** START MATERIAL PROVIDED **

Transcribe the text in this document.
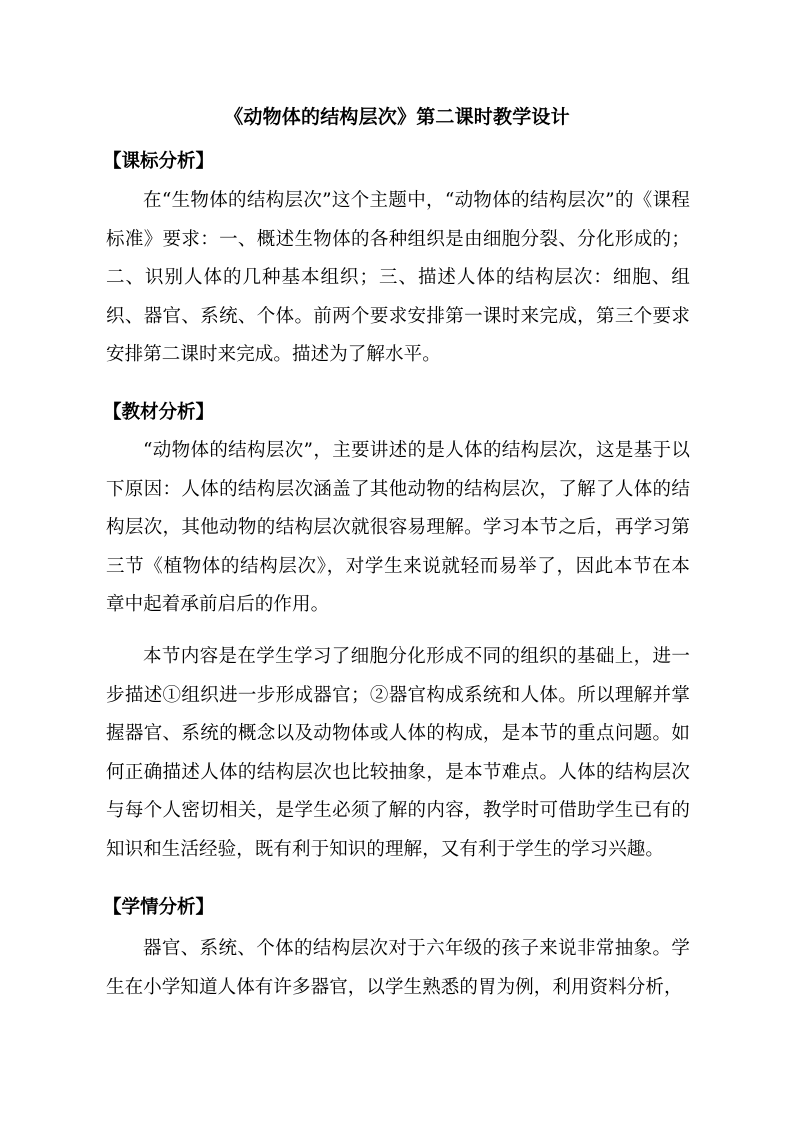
《动物体的结构层次》第二课时教学设计
【课标分析】

在“生物体的结构层次”这个主题中，“动物体的结构层次”的《课程标准》要求：一、概述生物体的各种组织是由细胞分裂、分化形成的；二、识别人体的几种基本组织；三、描述人体的结构层次：细胞、组织、器官、系统、个体。前两个要求安排第一课时来完成，第三个要求安排第二课时来完成。描述为了解水平。

【教材分析】

“动物体的结构层次”，主要讲述的是人体的结构层次，这是基于以下原因：人体的结构层次涵盖了其他动物的结构层次，了解了人体的结构层次，其他动物的结构层次就很容易理解。学习本节之后，再学习第三节《植物体的结构层次》，对学生来说就轻而易举了，因此本节在本章中起着承前启后的作用。

本节内容是在学生学习了细胞分化形成不同的组织的基础上，进一步描述①组织进一步形成器官；②器官构成系统和人体。所以理解并掌握器官、系统的概念以及动物体或人体的构成，是本节的重点问题。如何正确描述人体的结构层次也比较抽象，是本节难点。人体的结构层次与每个人密切相关，是学生必须了解的内容，教学时可借助学生已有的知识和生活经验，既有利于知识的理解，又有利于学生的学习兴趣。

【学情分析】

器官、系统、个体的结构层次对于六年级的孩子来说非常抽象。学生在小学知道人体有许多器官，以学生熟悉的胃为例，利用资料分析，
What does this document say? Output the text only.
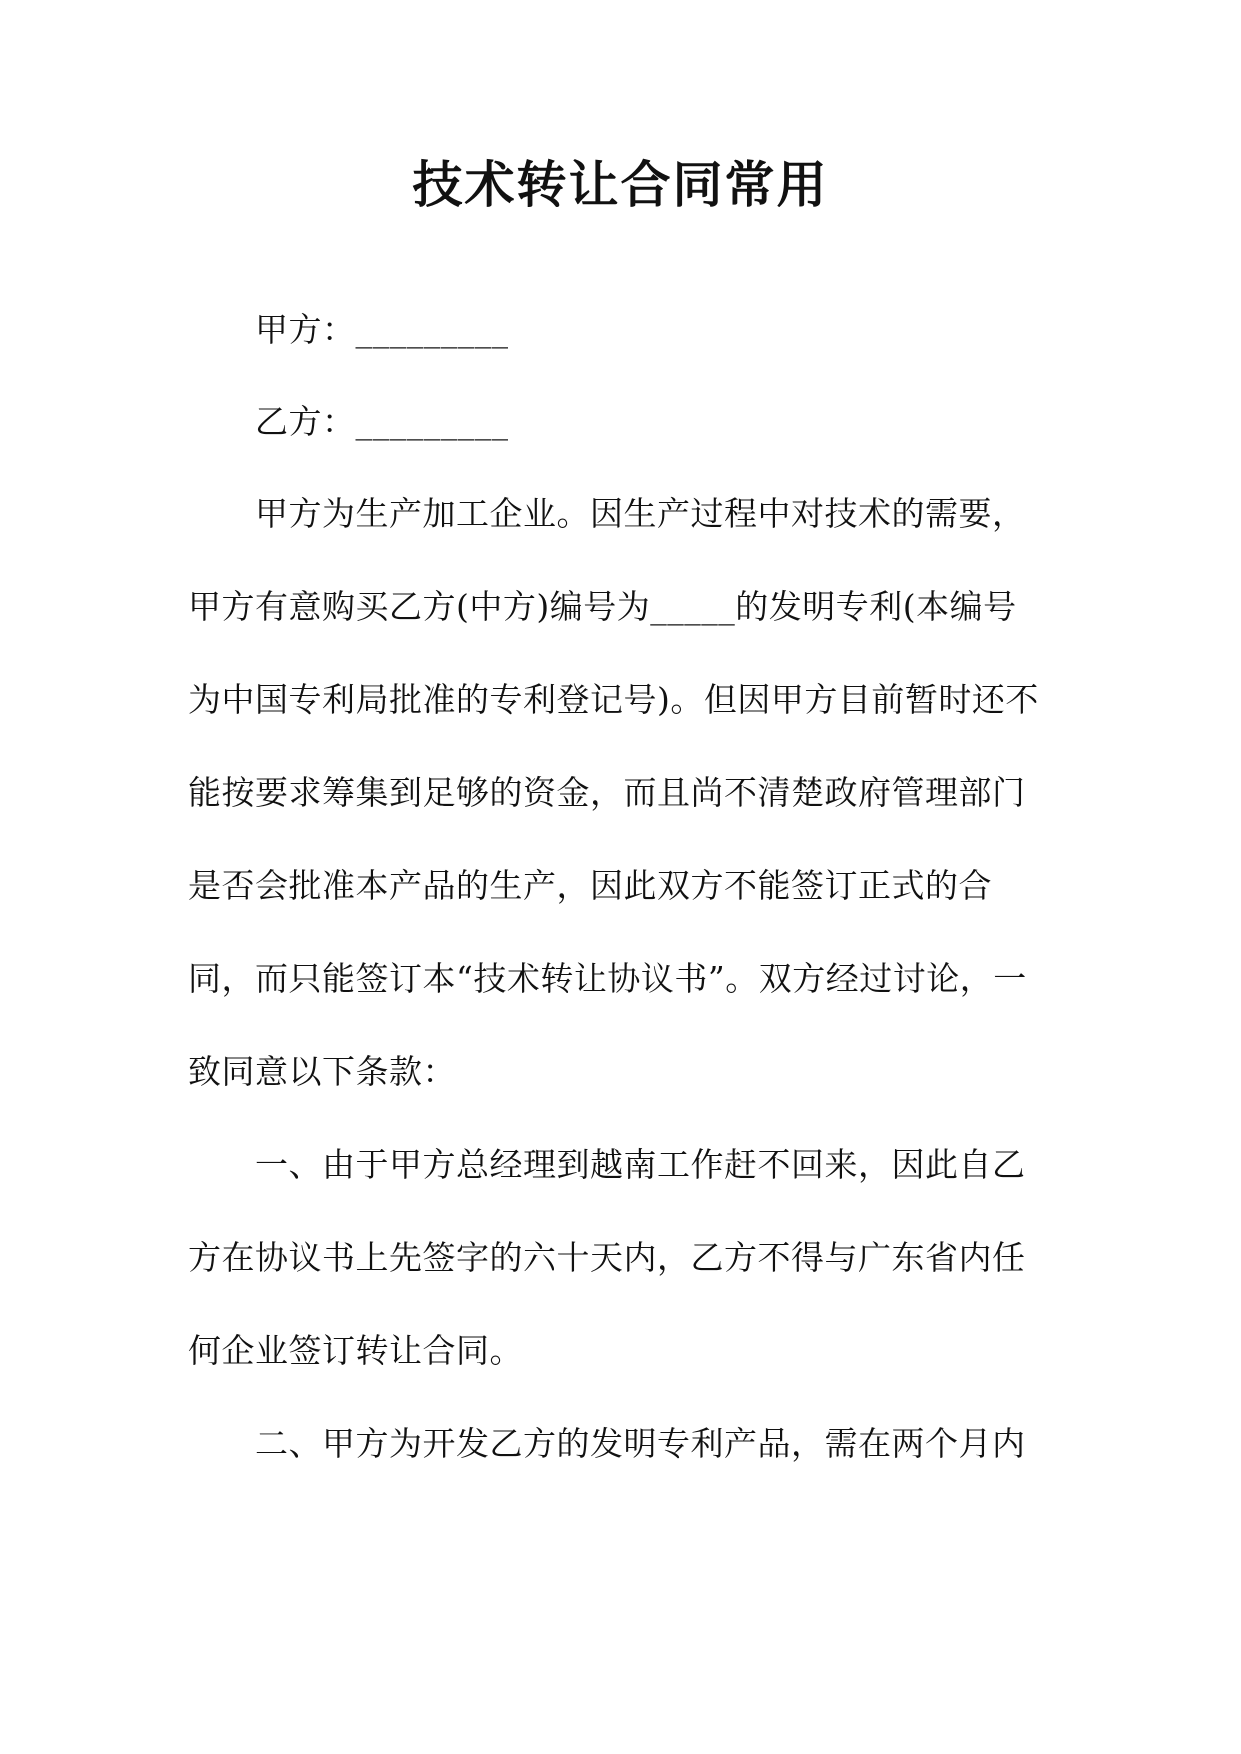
技术转让合同常用
甲方：_________
乙方：_________
甲方为生产加工企业。因生产过程中对技术的需要，
甲方有意购买乙方(中方)编号为_____的发明专利(本编号
为中国专利局批准的专利登记号)。但因甲方目前暂时还不
能按要求筹集到足够的资金，而且尚不清楚政府管理部门
是否会批准本产品的生产，因此双方不能签订正式的合
同，而只能签订本“技术转让协议书”。双方经过讨论，一
致同意以下条款：
一、由于甲方总经理到越南工作赶不回来，因此自乙
方在协议书上先签字的六十天内，乙方不得与广东省内任
何企业签订转让合同。
二、甲方为开发乙方的发明专利产品，需在两个月内
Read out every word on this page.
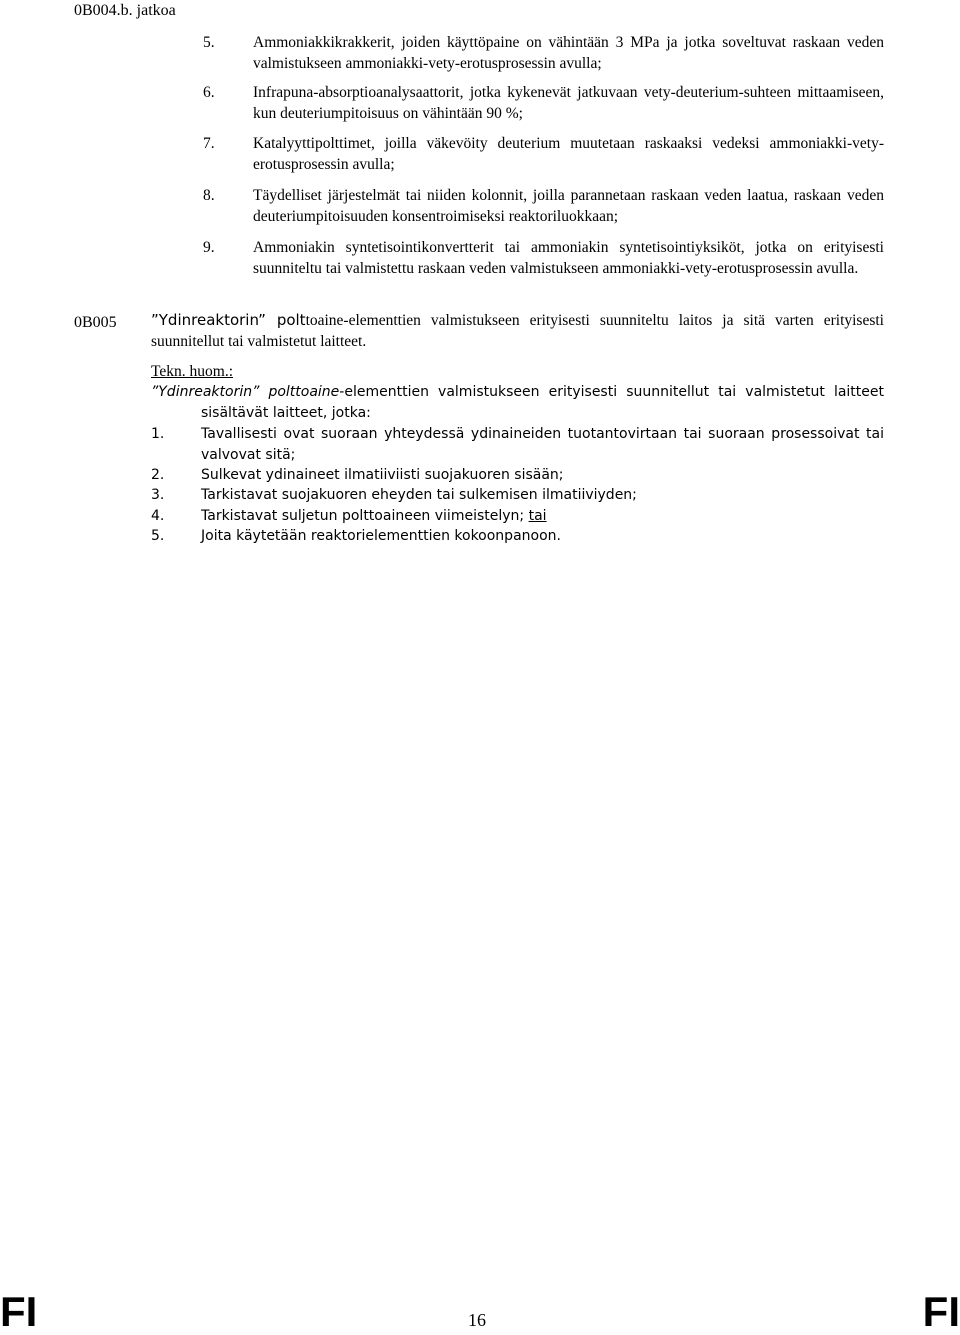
0B004.b. jatkoa
5. Ammoniakkikrakkerit, joiden käyttöpaine on vähintään 3 MPa ja jotka soveltuvat raskaan veden valmistukseen ammoniakki-vety-erotusprosessin avulla;
6. Infrapuna-absorptioanalysaattorit, jotka kykenevät jatkuvaan vety-deuterium-suhteen mittaamiseen, kun deuteriumpitoisuus on vähintään 90 %;
7. Katalyyttipolttimet, joilla väkevöity deuterium muutetaan raskaaksi vedeksi ammoniakki-vety-erotusprosessin avulla;
8. Täydelliset järjestelmät tai niiden kolonnit, joilla parannetaan raskaan veden laatua, raskaan veden deuteriumpitoisuuden konsentroimiseksi reaktoriluokkaan;
9. Ammoniakin syntetisointikonvertterit tai ammoniakin syntetisointiyksiköt, jotka on erityisesti suunniteltu tai valmistettu raskaan veden valmistukseen ammoniakki-vety-erotusprosessin avulla.
0B005 ”Ydinreaktorin” polttoaine-elementtien valmistukseen erityisesti suunniteltu laitos ja sitä varten erityisesti suunnitellut tai valmistetut laitteet.
Tekn. huom.:
”Ydinreaktorin” polttoaine-elementtien valmistukseen erityisesti suunnitellut tai valmistetut laitteet sisältävät laitteet, jotka:
1.	Tavallisesti ovat suoraan yhteydessä ydinaineiden tuotantovirtaan tai suoraan prosessoivat tai valvovat sitä;
2.	Sulkevat ydinaineet ilmatiiviisti suojakuoren sisään;
3.	Tarkistavat suojakuoren eheyden tai sulkemisen ilmatiiviyden;
4.	Tarkistavat suljetun polttoaineen viimeistelyn; tai
5.	Joita käytetään reaktorielementtien kokoonpanoon.
FI	16	FI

** END MATERIAL PROVIDED **

Pictures in the records must not appear in the copy; transcribe everything else precisely.

● THE ANSWER
Transcribe the text in this document.
《动物体的结构层次》第二课时教学设计
【课标分析】

在“生物体的结构层次”这个主题中，“动物体的结构层次”的《课程标准》要求：一、概述生物体的各种组织是由细胞分裂、分化形成的；二、识别人体的几种基本组织；三、描述人体的结构层次：细胞、组织、器官、系统、个体。前两个要求安排第一课时来完成，第三个要求安排第二课时来完成。描述为了解水平。

【教材分析】

“动物体的结构层次”，主要讲述的是人体的结构层次，这是基于以下原因：人体的结构层次涵盖了其他动物的结构层次，了解了人体的结构层次，其他动物的结构层次就很容易理解。学习本节之后，再学习第三节《植物体的结构层次》，对学生来说就轻而易举了，因此本节在本章中起着承前启后的作用。

本节内容是在学生学习了细胞分化形成不同的组织的基础上，进一步描述①组织进一步形成器官；②器官构成系统和人体。所以理解并掌握器官、系统的概念以及动物体或人体的构成，是本节的重点问题。如何正确描述人体的结构层次也比较抽象，是本节难点。人体的结构层次与每个人密切相关，是学生必须了解的内容，教学时可借助学生已有的知识和生活经验，既有利于知识的理解，又有利于学生的学习兴趣。

【学情分析】

器官、系统、个体的结构层次对于六年级的孩子来说非常抽象。学生在小学知道人体有许多器官，以学生熟悉的胃为例，利用资料分析，
What does this document say? Output the text only.
技术转让合同常用
甲方：_________
乙方：_________
甲方为生产加工企业。因生产过程中对技术的需要，
甲方有意购买乙方(中方)编号为_____的发明专利(本编号
为中国专利局批准的专利登记号)。但因甲方目前暂时还不
能按要求筹集到足够的资金，而且尚不清楚政府管理部门
是否会批准本产品的生产，因此双方不能签订正式的合
同，而只能签订本“技术转让协议书”。双方经过讨论，一
致同意以下条款：
一、由于甲方总经理到越南工作赶不回来，因此自乙
方在协议书上先签字的六十天内，乙方不得与广东省内任
何企业签订转让合同。
二、甲方为开发乙方的发明专利产品，需在两个月内
Read out every word on this page.
0B004.b. jatkoa
5. Ammoniakkikrakkerit, joiden käyttöpaine on vähintään 3 MPa ja jotka soveltuvat raskaan veden valmistukseen ammoniakki-vety-erotusprosessin avulla;
6. Infrapuna-absorptioanalysaattorit, jotka kykenevät jatkuvaan vety-deuterium-suhteen mittaamiseen, kun deuteriumpitoisuus on vähintään 90 %;
7. Katalyyttipolttimet, joilla väkevöity deuterium muutetaan raskaaksi vedeksi ammoniakki-vety-erotusprosessin avulla;
8. Täydelliset järjestelmät tai niiden kolonnit, joilla parannetaan raskaan veden laatua, raskaan veden deuteriumpitoisuuden konsentroimiseksi reaktoriluokkaan;
9. Ammoniakin syntetisointikonvertterit tai ammoniakin syntetisointiyksiköt, jotka on erityisesti suunniteltu tai valmistettu raskaan veden valmistukseen ammoniakki-vety-erotusprosessin avulla.
0B005 ”Ydinreaktorin” polttoaine-elementtien valmistukseen erityisesti suunniteltu laitos ja sitä varten erityisesti suunnitellut tai valmistetut laitteet.
Tekn. huom.:
”Ydinreaktorin” polttoaine-elementtien valmistukseen erityisesti suunnitellut tai valmistetut laitteet sisältävät laitteet, jotka:
1.	Tavallisesti ovat suoraan yhteydessä ydinaineiden tuotantovirtaan tai suoraan prosessoivat tai valvovat sitä;
2.	Sulkevat ydinaineet ilmatiiviisti suojakuoren sisään;
3.	Tarkistavat suojakuoren eheyden tai sulkemisen ilmatiiviyden;
4.	Tarkistavat suljetun polttoaineen viimeistelyn; tai
5.	Joita käytetään reaktorielementtien kokoonpanoon.
FI	16	FI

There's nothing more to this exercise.